* _Problem to work on_
Take the line containing "What's the underlying" and every line after it to the end of the records, and copy them exactly, leaving out pictures.

[Extracted records]
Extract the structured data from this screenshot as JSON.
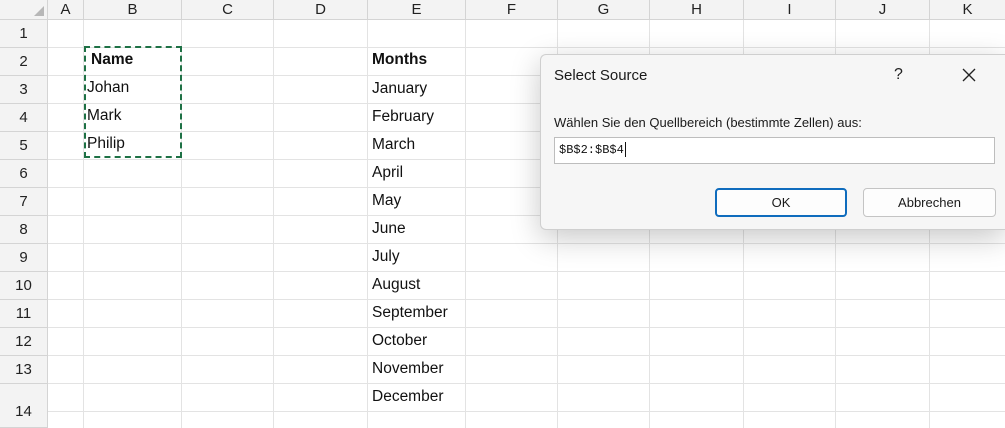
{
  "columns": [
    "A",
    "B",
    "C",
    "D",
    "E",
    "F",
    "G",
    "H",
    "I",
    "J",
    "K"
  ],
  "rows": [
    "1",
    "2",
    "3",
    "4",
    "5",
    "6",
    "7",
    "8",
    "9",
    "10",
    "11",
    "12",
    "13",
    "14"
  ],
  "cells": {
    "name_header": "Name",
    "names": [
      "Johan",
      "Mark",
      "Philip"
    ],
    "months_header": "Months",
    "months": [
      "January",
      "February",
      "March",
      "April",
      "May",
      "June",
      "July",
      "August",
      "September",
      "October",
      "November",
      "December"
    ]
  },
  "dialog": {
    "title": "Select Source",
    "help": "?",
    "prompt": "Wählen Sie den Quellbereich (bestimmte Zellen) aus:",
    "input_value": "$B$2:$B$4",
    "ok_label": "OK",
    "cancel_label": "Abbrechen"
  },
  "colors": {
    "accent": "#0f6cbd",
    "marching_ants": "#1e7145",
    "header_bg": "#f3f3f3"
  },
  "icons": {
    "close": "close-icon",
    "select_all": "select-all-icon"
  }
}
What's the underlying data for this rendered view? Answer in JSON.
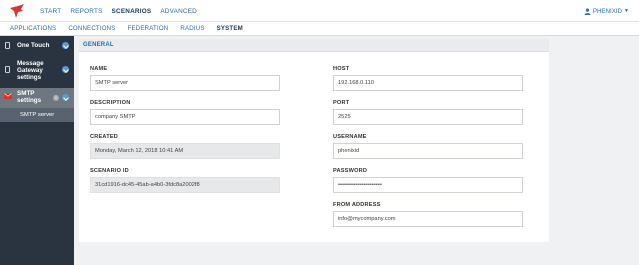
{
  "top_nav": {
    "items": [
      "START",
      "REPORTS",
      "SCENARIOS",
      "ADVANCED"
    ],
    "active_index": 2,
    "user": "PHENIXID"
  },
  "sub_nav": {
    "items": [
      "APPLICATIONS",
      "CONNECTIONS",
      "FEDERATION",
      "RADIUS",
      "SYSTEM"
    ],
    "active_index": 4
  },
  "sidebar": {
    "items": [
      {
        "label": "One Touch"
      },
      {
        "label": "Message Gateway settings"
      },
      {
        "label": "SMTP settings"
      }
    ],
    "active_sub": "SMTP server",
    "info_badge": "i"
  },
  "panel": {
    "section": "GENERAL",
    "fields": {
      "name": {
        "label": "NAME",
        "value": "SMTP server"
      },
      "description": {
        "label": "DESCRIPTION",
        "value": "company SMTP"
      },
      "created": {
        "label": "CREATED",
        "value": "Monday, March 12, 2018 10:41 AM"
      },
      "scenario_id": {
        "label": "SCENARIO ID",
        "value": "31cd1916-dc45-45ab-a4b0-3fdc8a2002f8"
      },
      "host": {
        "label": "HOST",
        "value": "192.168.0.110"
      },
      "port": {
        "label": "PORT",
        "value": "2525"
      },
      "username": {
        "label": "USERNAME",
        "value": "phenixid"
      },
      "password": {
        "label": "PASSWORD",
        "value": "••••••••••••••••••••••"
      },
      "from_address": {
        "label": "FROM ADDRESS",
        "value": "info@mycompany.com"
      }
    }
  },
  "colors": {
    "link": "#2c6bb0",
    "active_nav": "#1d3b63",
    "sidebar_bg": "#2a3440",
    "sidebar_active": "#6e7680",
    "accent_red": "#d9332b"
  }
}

* _The response_
What's the underlying data for this rendered view? Answer in JSON.
{
  "top_nav": {
    "items": [
      "START",
      "REPORTS",
      "SCENARIOS",
      "ADVANCED"
    ],
    "active_index": 2,
    "user": "PHENIXID"
  },
  "sub_nav": {
    "items": [
      "APPLICATIONS",
      "CONNECTIONS",
      "FEDERATION",
      "RADIUS",
      "SYSTEM"
    ],
    "active_index": 4
  },
  "sidebar": {
    "items": [
      {
        "label": "One Touch"
      },
      {
        "label": "Message Gateway settings"
      },
      {
        "label": "SMTP settings"
      }
    ],
    "active_sub": "SMTP server",
    "info_badge": "i"
  },
  "panel": {
    "section": "GENERAL",
    "fields": {
      "name": {
        "label": "NAME",
        "value": "SMTP server"
      },
      "description": {
        "label": "DESCRIPTION",
        "value": "company SMTP"
      },
      "created": {
        "label": "CREATED",
        "value": "Monday, March 12, 2018 10:41 AM"
      },
      "scenario_id": {
        "label": "SCENARIO ID",
        "value": "31cd1916-dc45-45ab-a4b0-3fdc8a2002f8"
      },
      "host": {
        "label": "HOST",
        "value": "192.168.0.110"
      },
      "port": {
        "label": "PORT",
        "value": "2525"
      },
      "username": {
        "label": "USERNAME",
        "value": "phenixid"
      },
      "password": {
        "label": "PASSWORD",
        "value": "••••••••••••••••••••••"
      },
      "from_address": {
        "label": "FROM ADDRESS",
        "value": "info@mycompany.com"
      }
    }
  },
  "colors": {
    "link": "#2c6bb0",
    "active_nav": "#1d3b63",
    "sidebar_bg": "#2a3440",
    "sidebar_active": "#6e7680",
    "accent_red": "#d9332b"
  }
}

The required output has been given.